◆ **GIVEN INSTRUCTION**:
Return every line below as is, leaving out the pictures.

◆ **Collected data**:
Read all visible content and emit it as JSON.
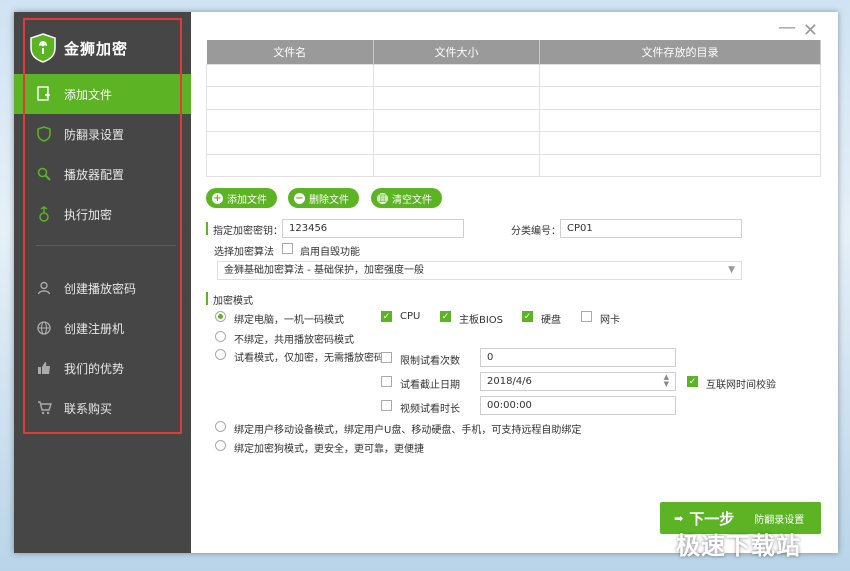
{
  "app": {
    "title": "金狮加密"
  },
  "sidebar": {
    "items": [
      {
        "label": "添加文件",
        "icon": "add-file-icon",
        "active": true
      },
      {
        "label": "防翻录设置",
        "icon": "shield-icon"
      },
      {
        "label": "播放器配置",
        "icon": "search-icon"
      },
      {
        "label": "执行加密",
        "icon": "encrypt-icon"
      },
      {
        "label": "创建播放密码",
        "icon": "user-icon"
      },
      {
        "label": "创建注册机",
        "icon": "globe-icon"
      },
      {
        "label": "我们的优势",
        "icon": "thumbs-up-icon"
      },
      {
        "label": "联系购买",
        "icon": "cart-icon"
      }
    ]
  },
  "window_controls": {
    "minimize": "—",
    "close": "✕"
  },
  "file_table": {
    "columns": [
      "文件名",
      "文件大小",
      "文件存放的目录"
    ],
    "rows": [
      [
        "",
        "",
        ""
      ],
      [
        "",
        "",
        ""
      ],
      [
        "",
        "",
        ""
      ],
      [
        "",
        "",
        ""
      ],
      [
        "",
        "",
        ""
      ]
    ]
  },
  "toolbar": {
    "add_label": "添加文件",
    "add_icon": "+",
    "delete_label": "删除文件",
    "delete_icon": "−",
    "clear_label": "清空文件",
    "clear_icon": "▥"
  },
  "form": {
    "key_label": "指定加密密钥：",
    "key_value": "123456",
    "category_label": "分类编号：",
    "category_value": "CP01",
    "algorithm_label": "选择加密算法",
    "self_destruct_label": "启用自毁功能",
    "algorithm_value": "金狮基础加密算法 - 基础保护，加密强度一般",
    "mode_label": "加密模式",
    "modes": [
      "绑定电脑，一机一码模式",
      "不绑定，共用播放密码模式",
      "试看模式，仅加密，无需播放密码",
      "绑定用户移动设备模式，绑定用户U盘、移动硬盘、手机，可支持远程自助绑定",
      "绑定加密狗模式，更安全，更可靠，更便捷"
    ],
    "bind_options": [
      "CPU",
      "主板BIOS",
      "硬盘",
      "网卡"
    ],
    "trial": {
      "limit_count_label": "限制试看次数",
      "limit_count_value": "0",
      "end_date_label": "试看截止日期",
      "end_date_value": "2018/4/6",
      "internet_check_label": "互联网时间校验",
      "duration_label": "视频试看时长",
      "duration_value": "00:00:00"
    }
  },
  "next_button": {
    "label": "下一步",
    "sub_label": "防翻录设置",
    "icon": "➡"
  },
  "watermark": "极速下载站",
  "colors": {
    "accent": "#5cb323",
    "sidebar_bg": "#464646",
    "outline": "#e03a3a"
  }
}
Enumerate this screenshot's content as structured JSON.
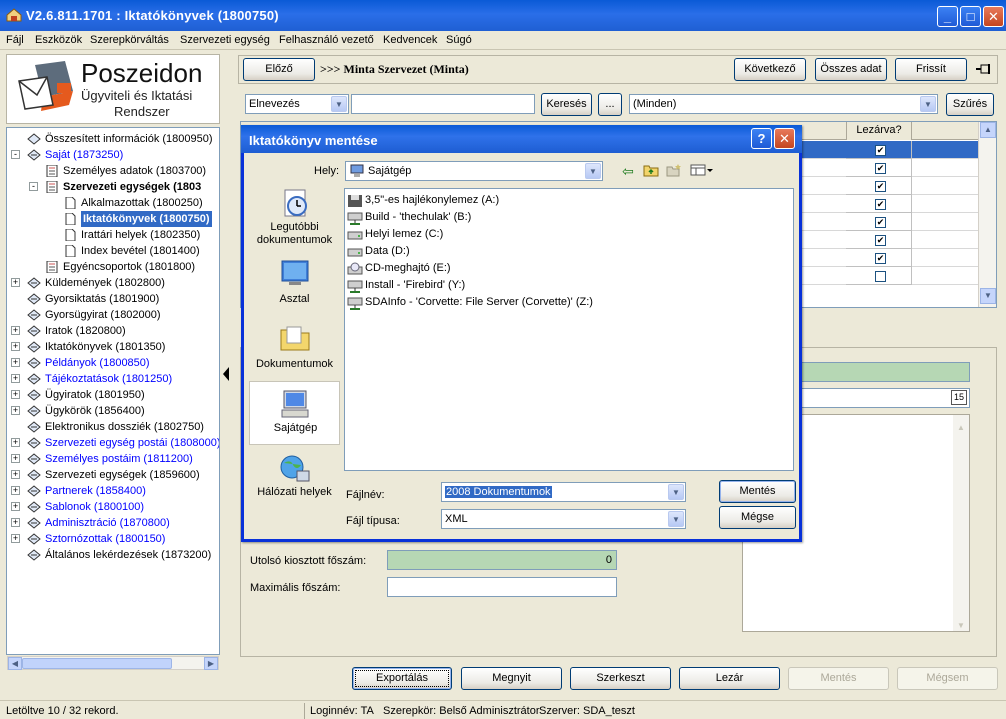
{
  "window": {
    "title": "V2.6.811.1701 : Iktatókönyvek (1800750)"
  },
  "menu": [
    "Fájl",
    "Eszközök",
    "Szerepkörváltás",
    "Szervezeti egység",
    "Felhasználó vezető",
    "Kedvencek",
    "Súgó"
  ],
  "logo": {
    "line1": "Poszeidon",
    "line2": "Ügyviteli és Iktatási",
    "line3": "Rendszer"
  },
  "tree": [
    {
      "label": "Összesített információk (1800950)"
    },
    {
      "label": "Saját (1873250)"
    },
    {
      "label": "Személyes adatok (1803700)"
    },
    {
      "label": "Szervezeti egységek (1803"
    },
    {
      "label": "Alkalmazottak (1800250)"
    },
    {
      "label": "Iktatókönyvek (1800750)"
    },
    {
      "label": "Irattári helyek (1802350)"
    },
    {
      "label": "Index bevétel (1801400)"
    },
    {
      "label": "Egyéncsoportok (1801800)"
    },
    {
      "label": "Küldemények (1802800)"
    },
    {
      "label": "Gyorsiktatás (1801900)"
    },
    {
      "label": "Gyorsügyirat (1802000)"
    },
    {
      "label": "Iratok (1820800)"
    },
    {
      "label": "Iktatókönyvek (1801350)"
    },
    {
      "label": "Példányok (1800850)"
    },
    {
      "label": "Tájékoztatások (1801250)"
    },
    {
      "label": "Ügyiratok (1801950)"
    },
    {
      "label": "Ügykörök (1856400)"
    },
    {
      "label": "Elektronikus dossziék (1802750)"
    },
    {
      "label": "Szervezeti egység postái (1808000)"
    },
    {
      "label": "Személyes postáim (1811200)"
    },
    {
      "label": "Szervezeti egységek (1859600)"
    },
    {
      "label": "Partnerek (1858400)"
    },
    {
      "label": "Sablonok (1800100)"
    },
    {
      "label": "Adminisztráció (1870800)"
    },
    {
      "label": "Sztornózottak (1800150)"
    },
    {
      "label": "Általános lekérdezések (1873200)"
    }
  ],
  "nav": {
    "prev": "Előző",
    "breadcrumb": ">>> Minta Szervezet (Minta)",
    "next": "Következő",
    "all_data": "Összes adat",
    "refresh": "Frissít"
  },
  "filter": {
    "field": "Elnevezés",
    "search": "Keresés",
    "ellipsis": "...",
    "scope": "(Minden)",
    "filter_btn": "Szűrés"
  },
  "grid": {
    "col_closed": "Lezárva?",
    "rows": [
      true,
      true,
      true,
      true,
      true,
      true,
      true,
      false
    ]
  },
  "detail": {
    "last_number_label": "Utolsó kiosztott főszám:",
    "last_number_value": "0",
    "max_number_label": "Maximális főszám:",
    "date_icon": "15"
  },
  "bottom_buttons": {
    "export": "Exportálás",
    "open": "Megnyit",
    "edit": "Szerkeszt",
    "close": "Lezár",
    "save": "Mentés",
    "cancel": "Mégsem"
  },
  "status": {
    "loaded": "Letöltve 10 / 32 rekord.",
    "login": "Loginnév: TA",
    "role": "Szerepkör: Belső Adminisztrátor",
    "server": "Szerver: SDA_teszt"
  },
  "dialog": {
    "title": "Iktatókönyv mentése",
    "location_label": "Hely:",
    "location_value": "Sajátgép",
    "places": [
      "Legutóbbi dokumentumok",
      "Asztal",
      "Dokumentumok",
      "Sajátgép",
      "Hálózati helyek"
    ],
    "items": [
      "3,5\"-es hajlékonylemez (A:)",
      "Build - 'thechulak' (B:)",
      "Helyi lemez (C:)",
      "Data (D:)",
      "CD-meghajtó (E:)",
      "Install - 'Firebird' (Y:)",
      "SDAInfo - 'Corvette: File Server (Corvette)' (Z:)"
    ],
    "filename_label": "Fájlnév:",
    "filename_value": "2008 Dokumentumok",
    "filetype_label": "Fájl típusa:",
    "filetype_value": "XML",
    "save": "Mentés",
    "cancel": "Mégse",
    "help": "?",
    "close": "✕"
  }
}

◆ **THE RESPONSE**:
Read all visible content and emit it as JSON.
{
  "app": {
    "title": "金狮加密"
  },
  "sidebar": {
    "items": [
      {
        "label": "添加文件",
        "icon": "add-file-icon",
        "active": true
      },
      {
        "label": "防翻录设置",
        "icon": "shield-icon"
      },
      {
        "label": "播放器配置",
        "icon": "search-icon"
      },
      {
        "label": "执行加密",
        "icon": "encrypt-icon"
      },
      {
        "label": "创建播放密码",
        "icon": "user-icon"
      },
      {
        "label": "创建注册机",
        "icon": "globe-icon"
      },
      {
        "label": "我们的优势",
        "icon": "thumbs-up-icon"
      },
      {
        "label": "联系购买",
        "icon": "cart-icon"
      }
    ]
  },
  "window_controls": {
    "minimize": "—",
    "close": "✕"
  },
  "file_table": {
    "columns": [
      "文件名",
      "文件大小",
      "文件存放的目录"
    ],
    "rows": [
      [
        "",
        "",
        ""
      ],
      [
        "",
        "",
        ""
      ],
      [
        "",
        "",
        ""
      ],
      [
        "",
        "",
        ""
      ],
      [
        "",
        "",
        ""
      ]
    ]
  },
  "toolbar": {
    "add_label": "添加文件",
    "add_icon": "+",
    "delete_label": "删除文件",
    "delete_icon": "−",
    "clear_label": "清空文件",
    "clear_icon": "▥"
  },
  "form": {
    "key_label": "指定加密密钥：",
    "key_value": "123456",
    "category_label": "分类编号：",
    "category_value": "CP01",
    "algorithm_label": "选择加密算法",
    "self_destruct_label": "启用自毁功能",
    "algorithm_value": "金狮基础加密算法 - 基础保护，加密强度一般",
    "mode_label": "加密模式",
    "modes": [
      "绑定电脑，一机一码模式",
      "不绑定，共用播放密码模式",
      "试看模式，仅加密，无需播放密码",
      "绑定用户移动设备模式，绑定用户U盘、移动硬盘、手机，可支持远程自助绑定",
      "绑定加密狗模式，更安全，更可靠，更便捷"
    ],
    "bind_options": [
      "CPU",
      "主板BIOS",
      "硬盘",
      "网卡"
    ],
    "trial": {
      "limit_count_label": "限制试看次数",
      "limit_count_value": "0",
      "end_date_label": "试看截止日期",
      "end_date_value": "2018/4/6",
      "internet_check_label": "互联网时间校验",
      "duration_label": "视频试看时长",
      "duration_value": "00:00:00"
    }
  },
  "next_button": {
    "label": "下一步",
    "sub_label": "防翻录设置",
    "icon": "➡"
  },
  "watermark": "极速下载站",
  "colors": {
    "accent": "#5cb323",
    "sidebar_bg": "#464646",
    "outline": "#e03a3a"
  }
}
Enumerate this screenshot's content as structured JSON.
{
  "window": {
    "title": "V2.6.811.1701 : Iktatókönyvek (1800750)"
  },
  "menu": [
    "Fájl",
    "Eszközök",
    "Szerepkörváltás",
    "Szervezeti egység",
    "Felhasználó vezető",
    "Kedvencek",
    "Súgó"
  ],
  "logo": {
    "line1": "Poszeidon",
    "line2": "Ügyviteli és Iktatási",
    "line3": "Rendszer"
  },
  "tree": [
    {
      "label": "Összesített információk (1800950)"
    },
    {
      "label": "Saját (1873250)"
    },
    {
      "label": "Személyes adatok (1803700)"
    },
    {
      "label": "Szervezeti egységek (1803"
    },
    {
      "label": "Alkalmazottak (1800250)"
    },
    {
      "label": "Iktatókönyvek (1800750)"
    },
    {
      "label": "Irattári helyek (1802350)"
    },
    {
      "label": "Index bevétel (1801400)"
    },
    {
      "label": "Egyéncsoportok (1801800)"
    },
    {
      "label": "Küldemények (1802800)"
    },
    {
      "label": "Gyorsiktatás (1801900)"
    },
    {
      "label": "Gyorsügyirat (1802000)"
    },
    {
      "label": "Iratok (1820800)"
    },
    {
      "label": "Iktatókönyvek (1801350)"
    },
    {
      "label": "Példányok (1800850)"
    },
    {
      "label": "Tájékoztatások (1801250)"
    },
    {
      "label": "Ügyiratok (1801950)"
    },
    {
      "label": "Ügykörök (1856400)"
    },
    {
      "label": "Elektronikus dossziék (1802750)"
    },
    {
      "label": "Szervezeti egység postái (1808000)"
    },
    {
      "label": "Személyes postáim (1811200)"
    },
    {
      "label": "Szervezeti egységek (1859600)"
    },
    {
      "label": "Partnerek (1858400)"
    },
    {
      "label": "Sablonok (1800100)"
    },
    {
      "label": "Adminisztráció (1870800)"
    },
    {
      "label": "Sztornózottak (1800150)"
    },
    {
      "label": "Általános lekérdezések (1873200)"
    }
  ],
  "nav": {
    "prev": "Előző",
    "breadcrumb": ">>> Minta Szervezet (Minta)",
    "next": "Következő",
    "all_data": "Összes adat",
    "refresh": "Frissít"
  },
  "filter": {
    "field": "Elnevezés",
    "search": "Keresés",
    "ellipsis": "...",
    "scope": "(Minden)",
    "filter_btn": "Szűrés"
  },
  "grid": {
    "col_closed": "Lezárva?",
    "rows": [
      true,
      true,
      true,
      true,
      true,
      true,
      true,
      false
    ]
  },
  "detail": {
    "last_number_label": "Utolsó kiosztott főszám:",
    "last_number_value": "0",
    "max_number_label": "Maximális főszám:",
    "date_icon": "15"
  },
  "bottom_buttons": {
    "export": "Exportálás",
    "open": "Megnyit",
    "edit": "Szerkeszt",
    "close": "Lezár",
    "save": "Mentés",
    "cancel": "Mégsem"
  },
  "status": {
    "loaded": "Letöltve 10 / 32 rekord.",
    "login": "Loginnév: TA",
    "role": "Szerepkör: Belső Adminisztrátor",
    "server": "Szerver: SDA_teszt"
  },
  "dialog": {
    "title": "Iktatókönyv mentése",
    "location_label": "Hely:",
    "location_value": "Sajátgép",
    "places": [
      "Legutóbbi dokumentumok",
      "Asztal",
      "Dokumentumok",
      "Sajátgép",
      "Hálózati helyek"
    ],
    "items": [
      "3,5\"-es hajlékonylemez (A:)",
      "Build - 'thechulak' (B:)",
      "Helyi lemez (C:)",
      "Data (D:)",
      "CD-meghajtó (E:)",
      "Install - 'Firebird' (Y:)",
      "SDAInfo - 'Corvette: File Server (Corvette)' (Z:)"
    ],
    "filename_label": "Fájlnév:",
    "filename_value": "2008 Dokumentumok",
    "filetype_label": "Fájl típusa:",
    "filetype_value": "XML",
    "save": "Mentés",
    "cancel": "Mégse",
    "help": "?",
    "close": "✕"
  }
}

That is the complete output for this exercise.